▶ _Your instructions_:
Pictures aside, quote the whole listing exactly.

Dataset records
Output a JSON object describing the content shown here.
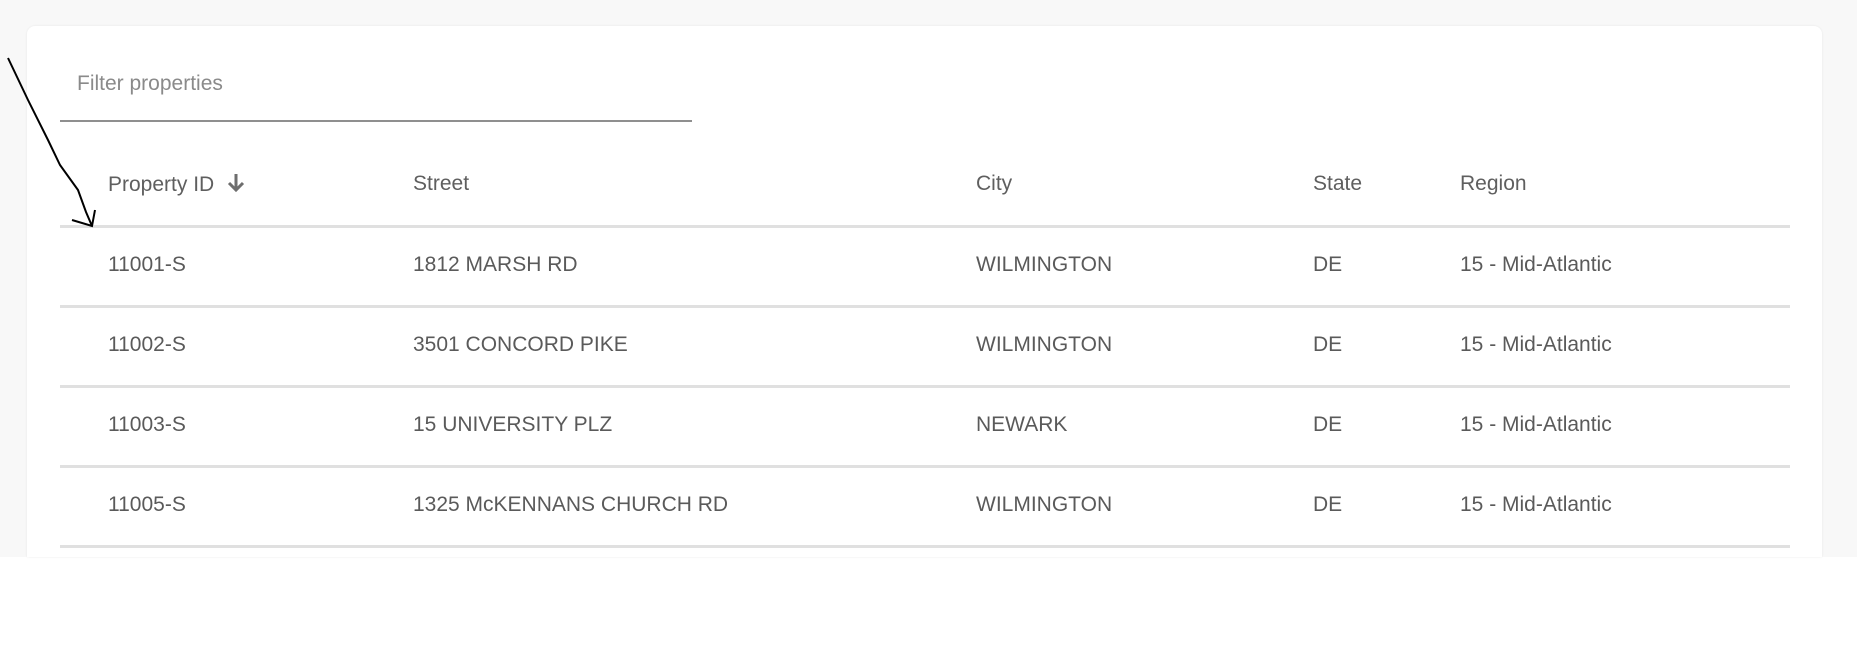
{
  "filter": {
    "placeholder": "Filter properties",
    "value": ""
  },
  "table": {
    "columns": [
      {
        "key": "id",
        "label": "Property ID",
        "sort": "descending-arrow",
        "sort_icon": "arrow-down-icon"
      },
      {
        "key": "street",
        "label": "Street"
      },
      {
        "key": "city",
        "label": "City"
      },
      {
        "key": "state",
        "label": "State"
      },
      {
        "key": "region",
        "label": "Region"
      }
    ],
    "rows": [
      {
        "id": "11001-S",
        "street": "1812 MARSH RD",
        "city": "WILMINGTON",
        "state": "DE",
        "region": "15 - Mid-Atlantic"
      },
      {
        "id": "11002-S",
        "street": "3501 CONCORD PIKE",
        "city": "WILMINGTON",
        "state": "DE",
        "region": "15 - Mid-Atlantic"
      },
      {
        "id": "11003-S",
        "street": "15 UNIVERSITY PLZ",
        "city": "NEWARK",
        "state": "DE",
        "region": "15 - Mid-Atlantic"
      },
      {
        "id": "11005-S",
        "street": "1325 McKENNANS CHURCH RD",
        "city": "WILMINGTON",
        "state": "DE",
        "region": "15 - Mid-Atlantic"
      }
    ]
  },
  "colors": {
    "page_background": "#f8f8f8",
    "card_background": "#ffffff",
    "divider": "#e0e0e0",
    "input_underline": "#8f8f8f",
    "text": "#5a5a5a",
    "annotation": "#000000"
  }
}
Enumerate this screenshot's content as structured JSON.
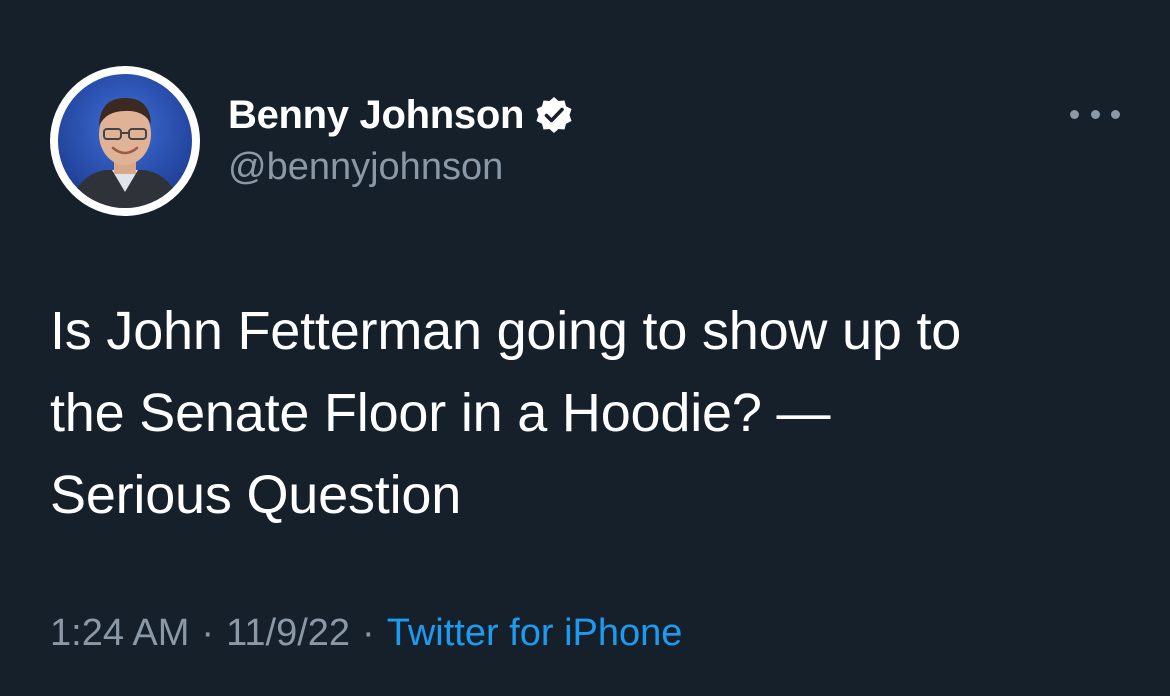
{
  "author": {
    "display_name": "Benny Johnson",
    "handle": "@bennyjohnson",
    "verified": true
  },
  "tweet": {
    "lines": [
      "Is John Fetterman going to show up to",
      "the Senate Floor in a Hoodie? —",
      "Serious Question"
    ]
  },
  "meta": {
    "time": "1:24 AM",
    "separator": "·",
    "date": "11/9/22",
    "source": "Twitter for iPhone"
  },
  "icons": {
    "verified": "verified-badge-icon",
    "more": "more-options-icon"
  },
  "colors": {
    "background": "#15202b",
    "text_primary": "#ffffff",
    "text_secondary": "#8b98a5",
    "link": "#1d9bf0"
  }
}
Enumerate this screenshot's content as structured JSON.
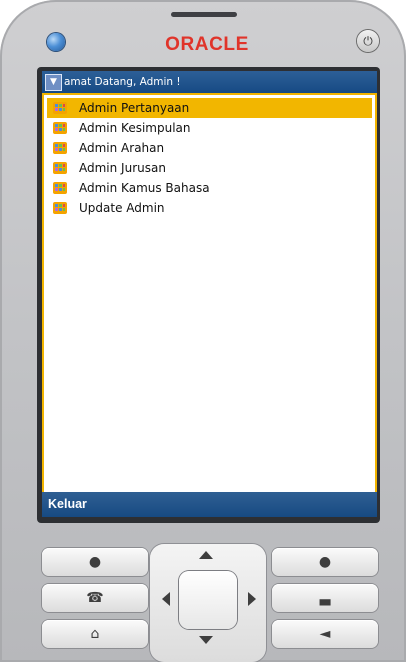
{
  "device": {
    "brand": "ORACLE",
    "power_icon": "power-icon",
    "accent_color": "#e0342a"
  },
  "screen": {
    "title": "amat Datang, Admin !",
    "menu_icon": "chevron-down-icon",
    "items": [
      {
        "label": "Admin Pertanyaan",
        "icon": "app-icon",
        "selected": true
      },
      {
        "label": "Admin Kesimpulan",
        "icon": "app-icon",
        "selected": false
      },
      {
        "label": "Admin Arahan",
        "icon": "app-icon",
        "selected": false
      },
      {
        "label": "Admin Jurusan",
        "icon": "app-icon",
        "selected": false
      },
      {
        "label": "Admin Kamus Bahasa",
        "icon": "app-icon",
        "selected": false
      },
      {
        "label": "Update Admin",
        "icon": "app-icon",
        "selected": false
      }
    ],
    "softkey_left": "Keluar",
    "colors": {
      "titlebar": "#174a82",
      "selection": "#f2b600",
      "list_border": "#f1b400"
    }
  },
  "keypad": {
    "left_soft_key_icon": "dot-icon",
    "right_soft_key_icon": "dot-icon",
    "call_icon": "phone-call-icon",
    "end_call_icon": "phone-end-icon",
    "home_icon": "home-icon",
    "back_icon": "back-icon",
    "dpad_icons": [
      "arrow-up-icon",
      "arrow-down-icon",
      "arrow-left-icon",
      "arrow-right-icon"
    ]
  }
}
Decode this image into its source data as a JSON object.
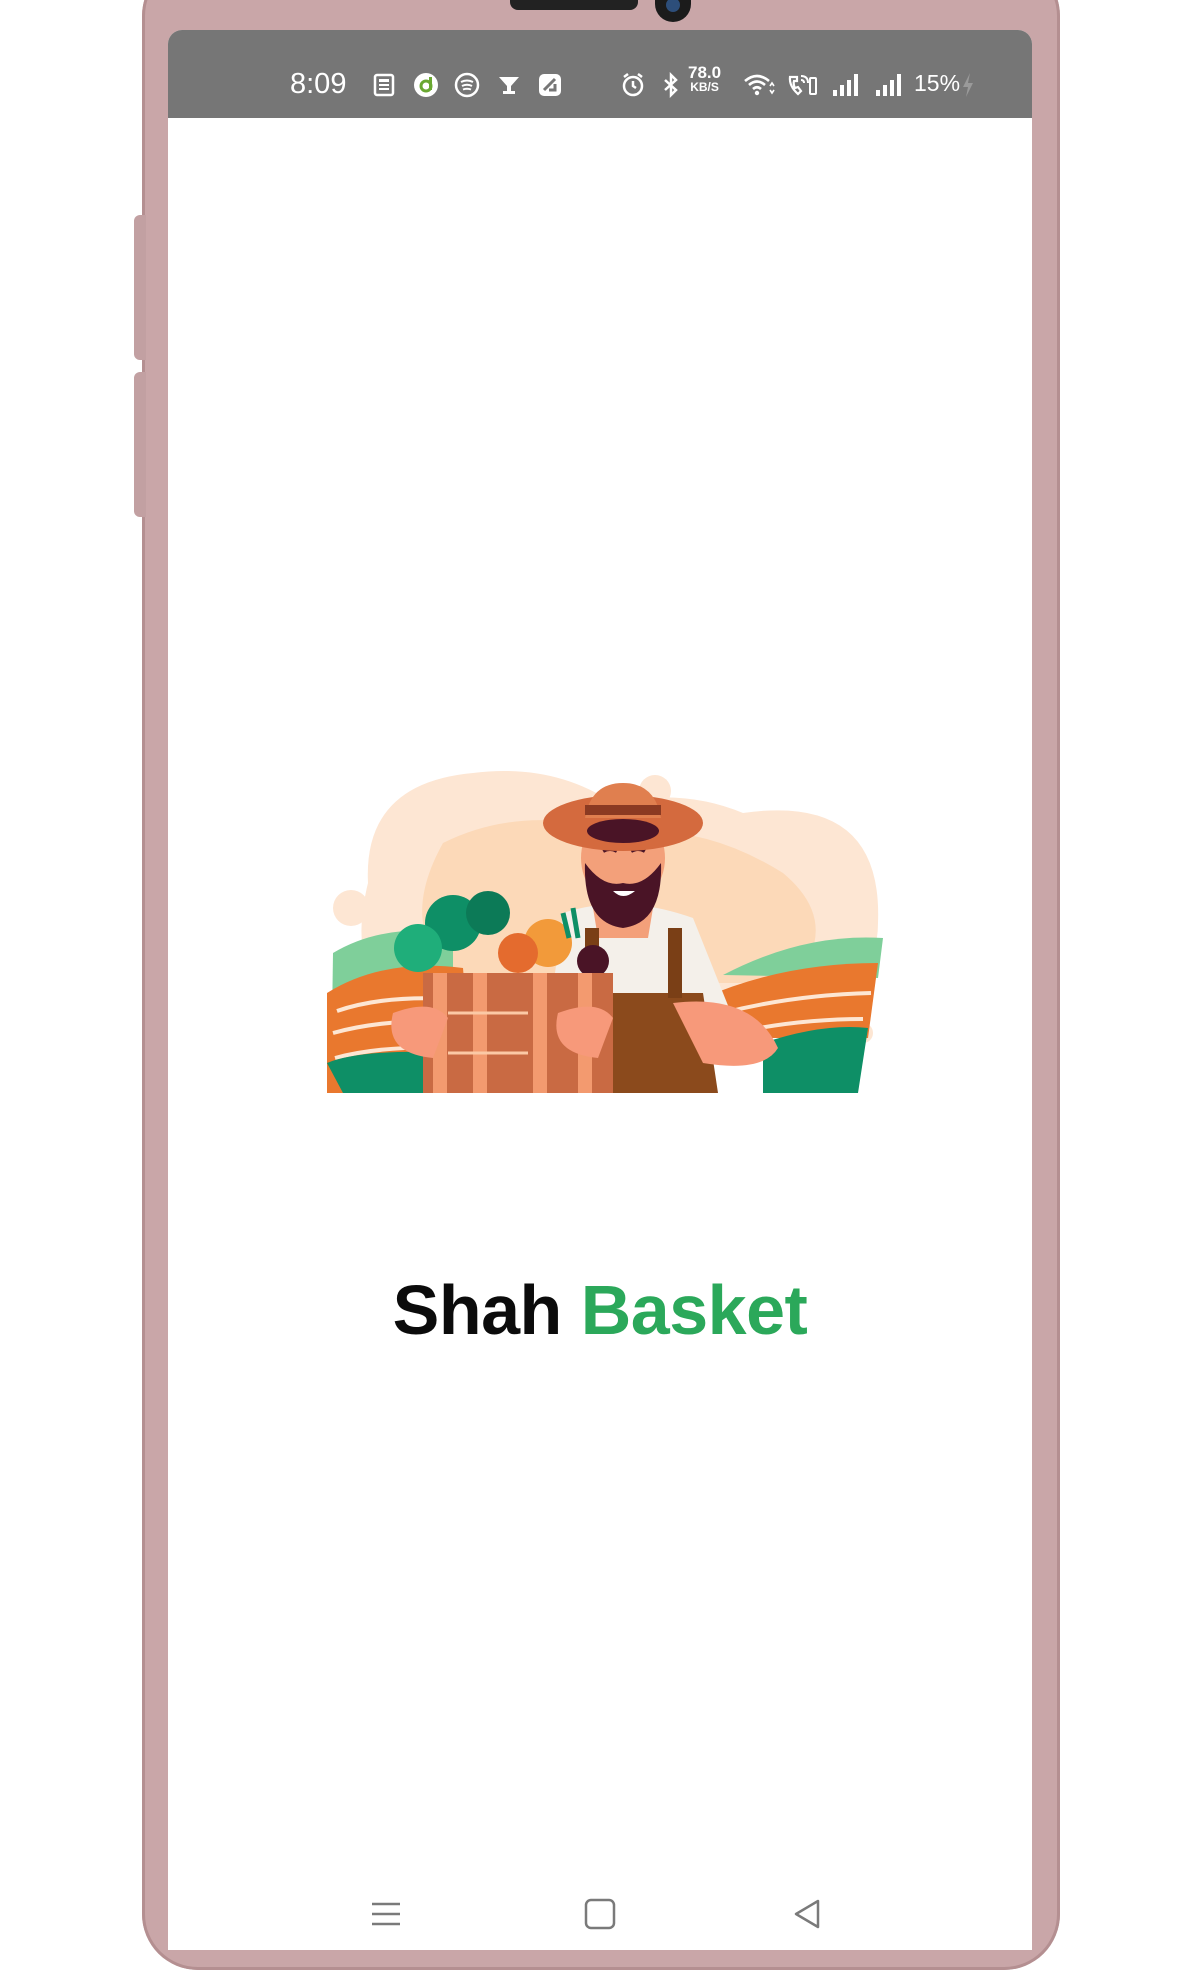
{
  "status_bar": {
    "time": "8:09",
    "net_speed_value": "78.0",
    "net_speed_unit": "KB/S",
    "battery": "15%"
  },
  "splash": {
    "title_part1": "Shah",
    "title_part2": "Basket",
    "title_part1_color": "#0b0b0b",
    "title_part2_color": "#2ba85a",
    "illustration": "farmer-holding-vegetable-crate"
  },
  "nav_bar": {
    "icons": [
      "menu-icon",
      "home-square-icon",
      "back-triangle-icon"
    ]
  },
  "colors": {
    "status_bar_bg": "#767676",
    "phone_frame": "#c9a6a8",
    "brand_green": "#2ba85a"
  }
}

▶ _Full response_:
Output a JSON object describing the content shown here.
{
  "filter": {
    "placeholder": "Filter properties",
    "value": ""
  },
  "table": {
    "columns": [
      {
        "key": "id",
        "label": "Property ID",
        "sort": "descending-arrow",
        "sort_icon": "arrow-down-icon"
      },
      {
        "key": "street",
        "label": "Street"
      },
      {
        "key": "city",
        "label": "City"
      },
      {
        "key": "state",
        "label": "State"
      },
      {
        "key": "region",
        "label": "Region"
      }
    ],
    "rows": [
      {
        "id": "11001-S",
        "street": "1812 MARSH RD",
        "city": "WILMINGTON",
        "state": "DE",
        "region": "15 - Mid-Atlantic"
      },
      {
        "id": "11002-S",
        "street": "3501 CONCORD PIKE",
        "city": "WILMINGTON",
        "state": "DE",
        "region": "15 - Mid-Atlantic"
      },
      {
        "id": "11003-S",
        "street": "15 UNIVERSITY PLZ",
        "city": "NEWARK",
        "state": "DE",
        "region": "15 - Mid-Atlantic"
      },
      {
        "id": "11005-S",
        "street": "1325 McKENNANS CHURCH RD",
        "city": "WILMINGTON",
        "state": "DE",
        "region": "15 - Mid-Atlantic"
      }
    ]
  },
  "colors": {
    "page_background": "#f8f8f8",
    "card_background": "#ffffff",
    "divider": "#e0e0e0",
    "input_underline": "#8f8f8f",
    "text": "#5a5a5a",
    "annotation": "#000000"
  }
}
Enumerate this screenshot's content as structured JSON.
{
  "author": {
    "display_name": "Benny Johnson",
    "handle": "@bennyjohnson",
    "verified": true
  },
  "tweet": {
    "lines": [
      "Is John Fetterman going to show up to",
      "the Senate Floor in a Hoodie? —",
      "Serious Question"
    ]
  },
  "meta": {
    "time": "1:24 AM",
    "separator": "·",
    "date": "11/9/22",
    "source": "Twitter for iPhone"
  },
  "icons": {
    "verified": "verified-badge-icon",
    "more": "more-options-icon"
  },
  "colors": {
    "background": "#15202b",
    "text_primary": "#ffffff",
    "text_secondary": "#8b98a5",
    "link": "#1d9bf0"
  }
}
Enumerate this screenshot's content as structured JSON.
{
  "device": {
    "brand": "ORACLE",
    "power_icon": "power-icon",
    "accent_color": "#e0342a"
  },
  "screen": {
    "title": "amat Datang, Admin !",
    "menu_icon": "chevron-down-icon",
    "items": [
      {
        "label": "Admin Pertanyaan",
        "icon": "app-icon",
        "selected": true
      },
      {
        "label": "Admin Kesimpulan",
        "icon": "app-icon",
        "selected": false
      },
      {
        "label": "Admin Arahan",
        "icon": "app-icon",
        "selected": false
      },
      {
        "label": "Admin Jurusan",
        "icon": "app-icon",
        "selected": false
      },
      {
        "label": "Admin Kamus Bahasa",
        "icon": "app-icon",
        "selected": false
      },
      {
        "label": "Update Admin",
        "icon": "app-icon",
        "selected": false
      }
    ],
    "softkey_left": "Keluar",
    "colors": {
      "titlebar": "#174a82",
      "selection": "#f2b600",
      "list_border": "#f1b400"
    }
  },
  "keypad": {
    "left_soft_key_icon": "dot-icon",
    "right_soft_key_icon": "dot-icon",
    "call_icon": "phone-call-icon",
    "end_call_icon": "phone-end-icon",
    "home_icon": "home-icon",
    "back_icon": "back-icon",
    "dpad_icons": [
      "arrow-up-icon",
      "arrow-down-icon",
      "arrow-left-icon",
      "arrow-right-icon"
    ]
  }
}
Decode this image into its source data as a JSON object.
{
  "status_bar": {
    "time": "8:09",
    "net_speed_value": "78.0",
    "net_speed_unit": "KB/S",
    "battery": "15%"
  },
  "splash": {
    "title_part1": "Shah",
    "title_part2": "Basket",
    "title_part1_color": "#0b0b0b",
    "title_part2_color": "#2ba85a",
    "illustration": "farmer-holding-vegetable-crate"
  },
  "nav_bar": {
    "icons": [
      "menu-icon",
      "home-square-icon",
      "back-triangle-icon"
    ]
  },
  "colors": {
    "status_bar_bg": "#767676",
    "phone_frame": "#c9a6a8",
    "brand_green": "#2ba85a"
  }
}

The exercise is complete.